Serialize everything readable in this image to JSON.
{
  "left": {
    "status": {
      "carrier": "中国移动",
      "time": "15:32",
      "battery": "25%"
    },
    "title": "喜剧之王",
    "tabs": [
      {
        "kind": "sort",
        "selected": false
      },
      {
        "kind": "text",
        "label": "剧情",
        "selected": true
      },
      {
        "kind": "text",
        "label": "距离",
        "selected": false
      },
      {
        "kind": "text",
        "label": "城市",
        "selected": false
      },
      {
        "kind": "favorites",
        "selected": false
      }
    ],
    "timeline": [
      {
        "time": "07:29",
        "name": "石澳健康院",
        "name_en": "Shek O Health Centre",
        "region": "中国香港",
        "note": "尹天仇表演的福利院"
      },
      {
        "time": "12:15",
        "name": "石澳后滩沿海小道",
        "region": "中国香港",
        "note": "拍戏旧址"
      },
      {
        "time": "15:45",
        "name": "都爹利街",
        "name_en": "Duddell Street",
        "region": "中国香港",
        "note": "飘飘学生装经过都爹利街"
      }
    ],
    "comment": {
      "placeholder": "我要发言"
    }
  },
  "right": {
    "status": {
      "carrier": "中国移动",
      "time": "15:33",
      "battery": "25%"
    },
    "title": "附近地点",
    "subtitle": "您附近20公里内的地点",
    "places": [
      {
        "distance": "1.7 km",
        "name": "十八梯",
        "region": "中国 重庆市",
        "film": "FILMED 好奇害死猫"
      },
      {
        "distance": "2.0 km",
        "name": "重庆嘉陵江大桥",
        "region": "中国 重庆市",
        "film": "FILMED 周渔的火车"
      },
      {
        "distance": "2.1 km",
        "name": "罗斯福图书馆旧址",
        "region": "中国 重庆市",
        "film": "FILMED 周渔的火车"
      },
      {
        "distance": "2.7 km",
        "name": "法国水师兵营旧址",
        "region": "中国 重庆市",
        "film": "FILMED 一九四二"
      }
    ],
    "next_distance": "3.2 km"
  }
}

:::

▸ EXERCISE DIRECTIONS
Output an exact copy of each record.

▸ EXERCISE ANSWER
Serialize everything readable in this image to JSON.
{
  "left": {
    "status": {
      "carrier": "中国移动",
      "time": "15:32",
      "battery": "25%"
    },
    "title": "喜剧之王",
    "tabs": [
      {
        "kind": "sort",
        "selected": false
      },
      {
        "kind": "text",
        "label": "剧情",
        "selected": true
      },
      {
        "kind": "text",
        "label": "距离",
        "selected": false
      },
      {
        "kind": "text",
        "label": "城市",
        "selected": false
      },
      {
        "kind": "favorites",
        "selected": false
      }
    ],
    "timeline": [
      {
        "time": "07:29",
        "name": "石澳健康院",
        "name_en": "Shek O Health Centre",
        "region": "中国香港",
        "note": "尹天仇表演的福利院"
      },
      {
        "time": "12:15",
        "name": "石澳后滩沿海小道",
        "region": "中国香港",
        "note": "拍戏旧址"
      },
      {
        "time": "15:45",
        "name": "都爹利街",
        "name_en": "Duddell Street",
        "region": "中国香港",
        "note": "飘飘学生装经过都爹利街"
      }
    ],
    "comment": {
      "placeholder": "我要发言"
    }
  },
  "right": {
    "status": {
      "carrier": "中国移动",
      "time": "15:33",
      "battery": "25%"
    },
    "title": "附近地点",
    "subtitle": "您附近20公里内的地点",
    "places": [
      {
        "distance": "1.7 km",
        "name": "十八梯",
        "region": "中国 重庆市",
        "film": "FILMED 好奇害死猫"
      },
      {
        "distance": "2.0 km",
        "name": "重庆嘉陵江大桥",
        "region": "中国 重庆市",
        "film": "FILMED 周渔的火车"
      },
      {
        "distance": "2.1 km",
        "name": "罗斯福图书馆旧址",
        "region": "中国 重庆市",
        "film": "FILMED 周渔的火车"
      },
      {
        "distance": "2.7 km",
        "name": "法国水师兵营旧址",
        "region": "中国 重庆市",
        "film": "FILMED 一九四二"
      }
    ],
    "next_distance": "3.2 km"
  }
}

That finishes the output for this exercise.